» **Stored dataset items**
============================================================

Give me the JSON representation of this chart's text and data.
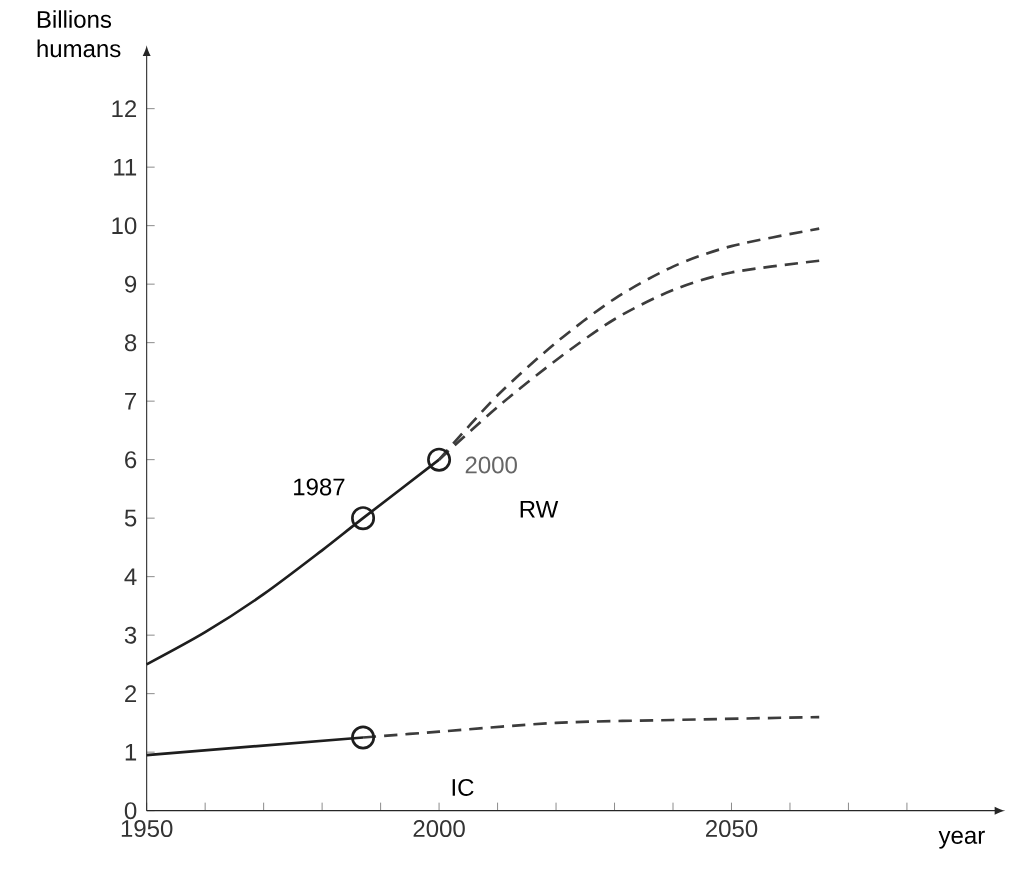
{
  "chart_data": {
    "type": "line",
    "xlabel": "year",
    "ylabel": "Billions humans",
    "xlim": [
      1950,
      2095
    ],
    "ylim": [
      0,
      12.9
    ],
    "xticks": [
      1950,
      {
        "value": 1960,
        "label": null
      },
      {
        "value": 1970,
        "label": null
      },
      {
        "value": 1980,
        "label": null
      },
      {
        "value": 1990,
        "label": null
      },
      2000,
      {
        "value": 2010,
        "label": null
      },
      {
        "value": 2020,
        "label": null
      },
      {
        "value": 2030,
        "label": null
      },
      {
        "value": 2040,
        "label": null
      },
      2050,
      {
        "value": 2060,
        "label": null
      },
      {
        "value": 2070,
        "label": null
      },
      {
        "value": 2080,
        "label": null
      }
    ],
    "yticks": [
      0,
      1,
      2,
      3,
      4,
      5,
      6,
      7,
      8,
      9,
      10,
      11,
      12
    ],
    "series": [
      {
        "name": "RW",
        "color": "#1e1e1e",
        "line_style": "solid",
        "x": [
          1950,
          1960,
          1970,
          1980,
          1987,
          2000
        ],
        "values": [
          2.5,
          3.05,
          3.7,
          4.45,
          5,
          6
        ]
      },
      {
        "color": "#3c3c3c",
        "line_style": "dashed",
        "x": [
          2000,
          2010,
          2020,
          2030,
          2040,
          2050,
          2065
        ],
        "values": [
          6,
          7.1,
          8.0,
          8.75,
          9.3,
          9.65,
          9.95
        ]
      },
      {
        "color": "#3c3c3c",
        "line_style": "dashed",
        "x": [
          2000,
          2010,
          2020,
          2030,
          2040,
          2050,
          2065
        ],
        "values": [
          6,
          6.9,
          7.7,
          8.4,
          8.9,
          9.2,
          9.4
        ]
      },
      {
        "name": "IC",
        "color": "#1e1e1e",
        "line_style": "solid",
        "x": [
          1950,
          1987
        ],
        "values": [
          0.95,
          1.25
        ]
      },
      {
        "color": "#3c3c3c",
        "line_style": "dashed",
        "x": [
          1987,
          2000,
          2020,
          2040,
          2065
        ],
        "values": [
          1.25,
          1.35,
          1.5,
          1.55,
          1.6
        ]
      },
      {
        "type": "scatter",
        "marker": "circle",
        "color": "#1e1e1e",
        "x": [
          1987,
          2000,
          1987
        ],
        "values": [
          5,
          6,
          1.25
        ]
      }
    ],
    "annotations": [
      {
        "text": "1987",
        "x": 1987,
        "y": 5
      },
      {
        "text": "2000",
        "x": 2000,
        "y": 6
      }
    ]
  }
}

============================================================

» **Task objective**
Write out the listing word for word, omitting the pictures it holds.

» **Task output**
Give me the JSON representation of this chart's text and data.
{
  "chart_data": {
    "type": "line",
    "xlabel": "year",
    "ylabel": "Billions humans",
    "xlim": [
      1950,
      2095
    ],
    "ylim": [
      0,
      12.9
    ],
    "xticks": [
      1950,
      {
        "value": 1960,
        "label": null
      },
      {
        "value": 1970,
        "label": null
      },
      {
        "value": 1980,
        "label": null
      },
      {
        "value": 1990,
        "label": null
      },
      2000,
      {
        "value": 2010,
        "label": null
      },
      {
        "value": 2020,
        "label": null
      },
      {
        "value": 2030,
        "label": null
      },
      {
        "value": 2040,
        "label": null
      },
      2050,
      {
        "value": 2060,
        "label": null
      },
      {
        "value": 2070,
        "label": null
      },
      {
        "value": 2080,
        "label": null
      }
    ],
    "yticks": [
      0,
      1,
      2,
      3,
      4,
      5,
      6,
      7,
      8,
      9,
      10,
      11,
      12
    ],
    "series": [
      {
        "name": "RW",
        "color": "#1e1e1e",
        "line_style": "solid",
        "x": [
          1950,
          1960,
          1970,
          1980,
          1987,
          2000
        ],
        "values": [
          2.5,
          3.05,
          3.7,
          4.45,
          5,
          6
        ]
      },
      {
        "color": "#3c3c3c",
        "line_style": "dashed",
        "x": [
          2000,
          2010,
          2020,
          2030,
          2040,
          2050,
          2065
        ],
        "values": [
          6,
          7.1,
          8.0,
          8.75,
          9.3,
          9.65,
          9.95
        ]
      },
      {
        "color": "#3c3c3c",
        "line_style": "dashed",
        "x": [
          2000,
          2010,
          2020,
          2030,
          2040,
          2050,
          2065
        ],
        "values": [
          6,
          6.9,
          7.7,
          8.4,
          8.9,
          9.2,
          9.4
        ]
      },
      {
        "name": "IC",
        "color": "#1e1e1e",
        "line_style": "solid",
        "x": [
          1950,
          1987
        ],
        "values": [
          0.95,
          1.25
        ]
      },
      {
        "color": "#3c3c3c",
        "line_style": "dashed",
        "x": [
          1987,
          2000,
          2020,
          2040,
          2065
        ],
        "values": [
          1.25,
          1.35,
          1.5,
          1.55,
          1.6
        ]
      },
      {
        "type": "scatter",
        "marker": "circle",
        "color": "#1e1e1e",
        "x": [
          1987,
          2000,
          1987
        ],
        "values": [
          5,
          6,
          1.25
        ]
      }
    ],
    "annotations": [
      {
        "text": "1987",
        "x": 1987,
        "y": 5
      },
      {
        "text": "2000",
        "x": 2000,
        "y": 6
      }
    ]
  }
}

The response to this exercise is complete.